— EXERCISE TASK —
Convert each line of the records into a string in a JSON list, one string per line, leaving out any blank lines.

-- begin DATASET ENTRIES --

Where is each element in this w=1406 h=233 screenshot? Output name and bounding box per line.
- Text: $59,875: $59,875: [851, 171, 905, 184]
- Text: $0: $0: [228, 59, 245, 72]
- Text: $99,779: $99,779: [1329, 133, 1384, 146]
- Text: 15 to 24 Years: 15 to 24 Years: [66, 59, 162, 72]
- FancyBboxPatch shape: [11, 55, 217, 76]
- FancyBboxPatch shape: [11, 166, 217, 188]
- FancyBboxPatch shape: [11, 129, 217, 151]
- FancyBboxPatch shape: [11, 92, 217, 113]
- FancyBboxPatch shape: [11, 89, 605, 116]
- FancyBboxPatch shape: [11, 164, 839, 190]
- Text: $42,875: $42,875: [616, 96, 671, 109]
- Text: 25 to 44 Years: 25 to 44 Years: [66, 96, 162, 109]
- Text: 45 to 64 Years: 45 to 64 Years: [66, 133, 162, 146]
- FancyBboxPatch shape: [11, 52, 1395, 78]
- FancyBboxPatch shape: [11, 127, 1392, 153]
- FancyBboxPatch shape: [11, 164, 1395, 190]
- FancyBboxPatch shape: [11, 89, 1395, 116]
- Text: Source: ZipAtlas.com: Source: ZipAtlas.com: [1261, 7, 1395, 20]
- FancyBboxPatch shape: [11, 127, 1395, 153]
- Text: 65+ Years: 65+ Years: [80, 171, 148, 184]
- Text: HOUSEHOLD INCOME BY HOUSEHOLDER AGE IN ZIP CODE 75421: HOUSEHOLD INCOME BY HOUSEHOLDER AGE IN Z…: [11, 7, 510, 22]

-- end DATASET ENTRIES --

— IN RESPONSE —
[
  "Where is each element in this w=1406 h=233 screenshot? Output name and bounding box per line.",
  "- Text: $59,875: $59,875: [851, 171, 905, 184]",
  "- Text: $0: $0: [228, 59, 245, 72]",
  "- Text: $99,779: $99,779: [1329, 133, 1384, 146]",
  "- Text: 15 to 24 Years: 15 to 24 Years: [66, 59, 162, 72]",
  "- FancyBboxPatch shape: [11, 55, 217, 76]",
  "- FancyBboxPatch shape: [11, 166, 217, 188]",
  "- FancyBboxPatch shape: [11, 129, 217, 151]",
  "- FancyBboxPatch shape: [11, 92, 217, 113]",
  "- FancyBboxPatch shape: [11, 89, 605, 116]",
  "- FancyBboxPatch shape: [11, 164, 839, 190]",
  "- Text: $42,875: $42,875: [616, 96, 671, 109]",
  "- Text: 25 to 44 Years: 25 to 44 Years: [66, 96, 162, 109]",
  "- Text: 45 to 64 Years: 45 to 64 Years: [66, 133, 162, 146]",
  "- FancyBboxPatch shape: [11, 52, 1395, 78]",
  "- FancyBboxPatch shape: [11, 127, 1392, 153]",
  "- FancyBboxPatch shape: [11, 164, 1395, 190]",
  "- FancyBboxPatch shape: [11, 89, 1395, 116]",
  "- Text: Source: ZipAtlas.com: Source: ZipAtlas.com: [1261, 7, 1395, 20]",
  "- FancyBboxPatch shape: [11, 127, 1395, 153]",
  "- Text: 65+ Years: 65+ Years: [80, 171, 148, 184]",
  "- Text: HOUSEHOLD INCOME BY HOUSEHOLDER AGE IN ZIP CODE 75421: HOUSEHOLD INCOME BY HOUSEHOLDER AGE IN Z…: [11, 7, 510, 22]"
]